(Provided records):

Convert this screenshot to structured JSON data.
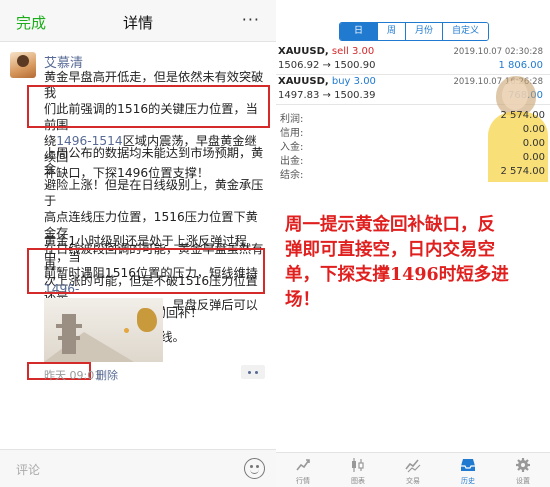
{
  "left": {
    "nav": {
      "done": "完成",
      "title": "详情",
      "more": "···"
    },
    "author": "艾慕清",
    "post": {
      "p1_l1": "黄金早盘高开低走，但是依然未有效突破我",
      "p1_l2": "们此前强调的1516的关键压力位置，当前围",
      "p1_l3_a": "绕",
      "p1_l3_link": "1496-1514",
      "p1_l3_b": "区域内震荡，早盘黄金继续回",
      "p1_l4": "补缺口，下探1496位置支撑！",
      "p2_l1": "上周公布的数据均未能达到市场预期，黄金",
      "p2_l2": "避险上涨！但是在日线级别上，黄金承压于",
      "p2_l3": "高点连线压力位置，1516压力位置下黄金存",
      "p2_l4": "在日线波段回调的可能，黄金早盘虽然有再",
      "p2_l5": "次上涨的可能，但是不破1516压力位置还是",
      "p2_l6": "继续看早盘跳空缺口的回补！",
      "p3_l1": "黄金1小时级别还是处于上涨反弹过程中，当",
      "p3_l2_a": "前暂时遇阻1516位置的压力，短线维持",
      "p3_l2_link": "1496-",
      "p3_l3_link": "1516",
      "p3_l3_b": "区域内盘整震荡，早盘反弹后可以直接",
      "p3_l4": "空，下看目标1496一线。"
    },
    "time": "昨天 09:01",
    "delete": "删除",
    "comment_placeholder": "评论"
  },
  "right": {
    "segments": [
      "日",
      "周",
      "月份",
      "自定义"
    ],
    "positions": [
      {
        "symbol": "XAUUSD,",
        "side": "sell 3.00",
        "time": "2019.10.07 02:30:28",
        "prices": "1506.92 → 1500.90",
        "pl": "1 806.00"
      },
      {
        "symbol": "XAUUSD,",
        "side": "buy 3.00",
        "time": "2019.10.07 16:26:28",
        "prices": "1497.83 → 1500.39",
        "pl": "768.00"
      }
    ],
    "stats": [
      {
        "label": "利润:",
        "value": "2 574.00"
      },
      {
        "label": "信用:",
        "value": "0.00"
      },
      {
        "label": "入金:",
        "value": "0.00"
      },
      {
        "label": "出金:",
        "value": "0.00"
      },
      {
        "label": "结余:",
        "value": "2 574.00"
      }
    ],
    "annotation": {
      "l1": "周一提示黄金回补缺口，反",
      "l2": "弹即可直接空，日内交易空",
      "l3": "单，下探支撑1496时短多进",
      "l4": "场！"
    },
    "tabs": [
      "行情",
      "图表",
      "交易",
      "历史",
      "设置"
    ],
    "colors": {
      "sell": "#d4282a",
      "buy": "#1f7ad0",
      "annotation": "#e0201f",
      "wechat_green": "#1aad19",
      "link": "#576b95"
    }
  }
}
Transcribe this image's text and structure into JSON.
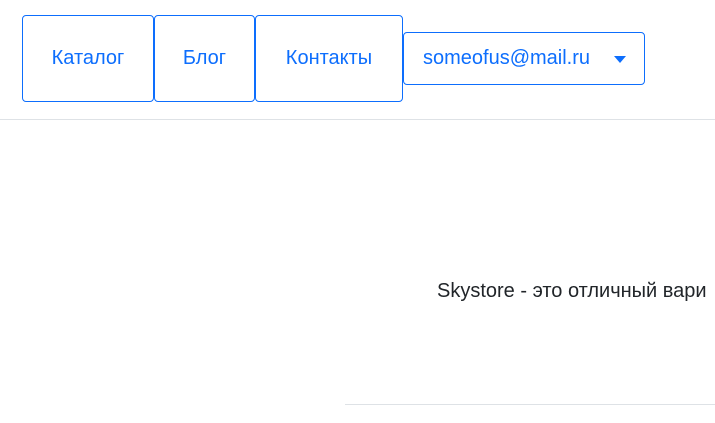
{
  "nav": {
    "items": [
      {
        "label": "Каталог"
      },
      {
        "label": "Блог"
      },
      {
        "label": "Контакты"
      }
    ],
    "user_menu": {
      "label": "someofus@mail.ru",
      "icon": "caret-down-icon"
    }
  },
  "main": {
    "intro_text": "Skystore - это отличный вари"
  },
  "colors": {
    "accent": "#0d6efd",
    "border": "#dee2e6",
    "text": "#212529"
  }
}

(Your task):
Identify each line of the material where the word "label" shows up, and copy it.

(Completed exercise):
        "label": "利润:",
        "label": "信用:",
        "label": "入金:",
        "label": "出金:",
        "label": "结余:",
        "label": "Каталог"
        "label": "Блог"
        "label": "Контакты"
      "label": "someofus@mail.ru",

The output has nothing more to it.